### [The input]
================================

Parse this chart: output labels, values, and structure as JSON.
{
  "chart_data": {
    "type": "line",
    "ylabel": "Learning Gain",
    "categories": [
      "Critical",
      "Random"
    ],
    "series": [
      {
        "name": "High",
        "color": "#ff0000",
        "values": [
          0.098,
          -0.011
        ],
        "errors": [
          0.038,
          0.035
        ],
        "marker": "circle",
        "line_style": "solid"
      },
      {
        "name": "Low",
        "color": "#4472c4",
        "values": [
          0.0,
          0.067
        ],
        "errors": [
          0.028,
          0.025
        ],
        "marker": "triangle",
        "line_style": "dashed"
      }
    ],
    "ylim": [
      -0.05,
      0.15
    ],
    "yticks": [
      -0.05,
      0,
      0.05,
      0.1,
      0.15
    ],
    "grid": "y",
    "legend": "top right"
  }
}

================================

### [Aim of the exercise]
Copy out the full material exactly as it appears.

### [Finished answer]
Parse this chart: output labels, values, and structure as JSON.
{
  "chart_data": {
    "type": "line",
    "ylabel": "Learning Gain",
    "categories": [
      "Critical",
      "Random"
    ],
    "series": [
      {
        "name": "High",
        "color": "#ff0000",
        "values": [
          0.098,
          -0.011
        ],
        "errors": [
          0.038,
          0.035
        ],
        "marker": "circle",
        "line_style": "solid"
      },
      {
        "name": "Low",
        "color": "#4472c4",
        "values": [
          0.0,
          0.067
        ],
        "errors": [
          0.028,
          0.025
        ],
        "marker": "triangle",
        "line_style": "dashed"
      }
    ],
    "ylim": [
      -0.05,
      0.15
    ],
    "yticks": [
      -0.05,
      0,
      0.05,
      0.1,
      0.15
    ],
    "grid": "y",
    "legend": "top right"
  }
}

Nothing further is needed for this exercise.